• _What you should do_: Give the number of lines in the records below that include "another". Reply with that number alone.

• _Dataset rows_:
· · · · · · ·

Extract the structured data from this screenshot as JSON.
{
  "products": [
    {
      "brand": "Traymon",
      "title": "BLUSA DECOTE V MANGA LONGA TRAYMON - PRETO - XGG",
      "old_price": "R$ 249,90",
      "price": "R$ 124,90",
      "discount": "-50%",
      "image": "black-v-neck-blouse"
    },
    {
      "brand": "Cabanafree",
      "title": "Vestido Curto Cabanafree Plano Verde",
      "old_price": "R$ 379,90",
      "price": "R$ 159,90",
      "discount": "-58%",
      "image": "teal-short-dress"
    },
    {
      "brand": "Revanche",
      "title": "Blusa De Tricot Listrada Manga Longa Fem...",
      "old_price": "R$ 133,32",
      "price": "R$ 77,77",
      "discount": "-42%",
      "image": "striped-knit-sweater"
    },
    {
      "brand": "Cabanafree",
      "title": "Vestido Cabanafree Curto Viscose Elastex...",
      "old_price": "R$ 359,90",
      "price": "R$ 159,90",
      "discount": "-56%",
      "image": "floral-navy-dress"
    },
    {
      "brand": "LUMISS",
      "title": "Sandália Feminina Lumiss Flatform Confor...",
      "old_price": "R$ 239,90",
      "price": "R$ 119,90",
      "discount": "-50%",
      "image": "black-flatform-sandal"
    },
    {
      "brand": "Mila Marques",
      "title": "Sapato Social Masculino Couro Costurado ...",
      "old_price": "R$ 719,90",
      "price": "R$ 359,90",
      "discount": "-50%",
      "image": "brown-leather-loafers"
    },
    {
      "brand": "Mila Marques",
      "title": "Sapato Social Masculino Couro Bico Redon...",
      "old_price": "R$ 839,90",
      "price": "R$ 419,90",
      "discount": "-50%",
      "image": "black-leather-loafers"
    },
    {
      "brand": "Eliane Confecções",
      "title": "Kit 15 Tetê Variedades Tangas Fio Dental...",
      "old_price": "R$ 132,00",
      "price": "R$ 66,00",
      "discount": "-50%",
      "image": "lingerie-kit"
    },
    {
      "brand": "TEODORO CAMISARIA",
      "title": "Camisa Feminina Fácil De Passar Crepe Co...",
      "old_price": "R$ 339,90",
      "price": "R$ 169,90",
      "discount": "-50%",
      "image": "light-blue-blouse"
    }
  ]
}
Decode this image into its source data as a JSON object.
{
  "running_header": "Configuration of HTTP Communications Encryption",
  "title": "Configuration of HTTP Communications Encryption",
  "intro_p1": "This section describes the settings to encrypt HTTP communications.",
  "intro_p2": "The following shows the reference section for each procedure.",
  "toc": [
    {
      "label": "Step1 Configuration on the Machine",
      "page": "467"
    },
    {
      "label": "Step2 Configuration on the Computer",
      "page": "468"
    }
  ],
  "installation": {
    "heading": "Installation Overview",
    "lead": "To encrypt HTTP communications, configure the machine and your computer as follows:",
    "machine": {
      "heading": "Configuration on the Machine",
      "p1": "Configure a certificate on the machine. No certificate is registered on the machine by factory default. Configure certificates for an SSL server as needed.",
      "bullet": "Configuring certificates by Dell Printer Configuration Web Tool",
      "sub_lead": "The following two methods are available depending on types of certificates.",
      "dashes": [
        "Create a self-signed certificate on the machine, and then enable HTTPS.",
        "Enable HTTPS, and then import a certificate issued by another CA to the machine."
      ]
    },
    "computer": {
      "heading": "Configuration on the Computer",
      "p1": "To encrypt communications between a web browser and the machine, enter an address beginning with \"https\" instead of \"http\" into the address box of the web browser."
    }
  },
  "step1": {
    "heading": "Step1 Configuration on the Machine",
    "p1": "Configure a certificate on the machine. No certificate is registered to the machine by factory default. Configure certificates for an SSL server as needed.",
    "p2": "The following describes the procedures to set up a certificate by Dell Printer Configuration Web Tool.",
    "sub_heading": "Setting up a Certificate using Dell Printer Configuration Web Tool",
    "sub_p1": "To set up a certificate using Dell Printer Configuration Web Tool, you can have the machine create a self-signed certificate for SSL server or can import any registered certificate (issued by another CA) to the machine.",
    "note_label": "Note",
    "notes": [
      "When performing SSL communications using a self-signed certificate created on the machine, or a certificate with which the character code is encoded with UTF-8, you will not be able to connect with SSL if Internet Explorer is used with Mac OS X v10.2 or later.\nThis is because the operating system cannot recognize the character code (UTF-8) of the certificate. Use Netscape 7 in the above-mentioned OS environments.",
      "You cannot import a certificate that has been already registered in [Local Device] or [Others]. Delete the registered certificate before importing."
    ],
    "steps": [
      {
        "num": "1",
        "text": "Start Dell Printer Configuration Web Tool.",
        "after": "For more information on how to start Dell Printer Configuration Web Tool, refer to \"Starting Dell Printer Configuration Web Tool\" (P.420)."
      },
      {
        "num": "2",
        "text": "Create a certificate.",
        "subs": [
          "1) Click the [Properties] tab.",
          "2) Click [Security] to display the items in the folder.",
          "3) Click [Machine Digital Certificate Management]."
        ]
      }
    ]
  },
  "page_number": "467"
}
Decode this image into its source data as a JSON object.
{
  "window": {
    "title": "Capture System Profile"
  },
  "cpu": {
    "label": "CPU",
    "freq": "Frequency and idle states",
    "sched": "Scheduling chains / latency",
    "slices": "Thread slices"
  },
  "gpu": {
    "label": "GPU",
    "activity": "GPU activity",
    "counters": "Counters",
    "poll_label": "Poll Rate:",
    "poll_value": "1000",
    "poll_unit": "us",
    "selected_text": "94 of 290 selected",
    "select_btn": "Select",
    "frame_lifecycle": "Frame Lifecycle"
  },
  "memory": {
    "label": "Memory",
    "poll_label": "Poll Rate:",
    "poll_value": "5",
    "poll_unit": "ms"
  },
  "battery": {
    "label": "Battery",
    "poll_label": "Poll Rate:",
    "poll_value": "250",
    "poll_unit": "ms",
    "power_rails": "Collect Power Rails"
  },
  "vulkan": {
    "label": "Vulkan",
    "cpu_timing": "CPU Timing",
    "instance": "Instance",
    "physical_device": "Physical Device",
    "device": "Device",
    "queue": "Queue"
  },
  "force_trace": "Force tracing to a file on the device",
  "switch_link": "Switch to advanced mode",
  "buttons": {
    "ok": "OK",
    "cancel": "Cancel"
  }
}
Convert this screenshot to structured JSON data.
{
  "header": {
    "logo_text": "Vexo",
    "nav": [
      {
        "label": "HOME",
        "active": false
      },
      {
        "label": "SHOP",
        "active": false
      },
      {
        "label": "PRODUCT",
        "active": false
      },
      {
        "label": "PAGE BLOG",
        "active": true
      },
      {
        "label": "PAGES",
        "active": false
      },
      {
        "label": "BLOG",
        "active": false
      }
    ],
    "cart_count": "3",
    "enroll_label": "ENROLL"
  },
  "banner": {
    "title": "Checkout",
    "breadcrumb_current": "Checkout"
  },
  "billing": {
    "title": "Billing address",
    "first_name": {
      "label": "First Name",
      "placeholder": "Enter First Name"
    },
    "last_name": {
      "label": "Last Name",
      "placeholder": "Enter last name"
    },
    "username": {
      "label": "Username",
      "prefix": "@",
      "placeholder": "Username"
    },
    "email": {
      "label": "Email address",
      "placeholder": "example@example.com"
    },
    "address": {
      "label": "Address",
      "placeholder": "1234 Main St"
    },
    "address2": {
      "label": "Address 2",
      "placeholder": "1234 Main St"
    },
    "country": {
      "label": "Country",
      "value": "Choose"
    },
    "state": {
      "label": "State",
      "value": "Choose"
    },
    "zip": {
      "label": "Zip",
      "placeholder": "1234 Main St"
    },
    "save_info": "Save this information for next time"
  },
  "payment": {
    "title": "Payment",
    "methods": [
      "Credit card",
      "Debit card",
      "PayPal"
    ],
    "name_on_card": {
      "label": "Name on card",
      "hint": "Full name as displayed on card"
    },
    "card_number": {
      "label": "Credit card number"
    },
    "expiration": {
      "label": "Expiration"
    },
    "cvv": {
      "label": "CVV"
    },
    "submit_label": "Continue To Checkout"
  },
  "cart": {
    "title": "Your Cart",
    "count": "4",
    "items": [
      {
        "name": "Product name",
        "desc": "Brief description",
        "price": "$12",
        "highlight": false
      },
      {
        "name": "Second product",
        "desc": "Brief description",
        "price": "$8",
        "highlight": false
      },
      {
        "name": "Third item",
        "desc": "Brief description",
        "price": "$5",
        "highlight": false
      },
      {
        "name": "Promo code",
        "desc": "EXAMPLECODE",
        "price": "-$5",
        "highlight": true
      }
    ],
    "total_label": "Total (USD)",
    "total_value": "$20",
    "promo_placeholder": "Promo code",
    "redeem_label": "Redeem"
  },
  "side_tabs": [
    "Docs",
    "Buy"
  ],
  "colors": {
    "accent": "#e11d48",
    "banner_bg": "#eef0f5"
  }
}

· · · · · · ·

• _Task result_: 2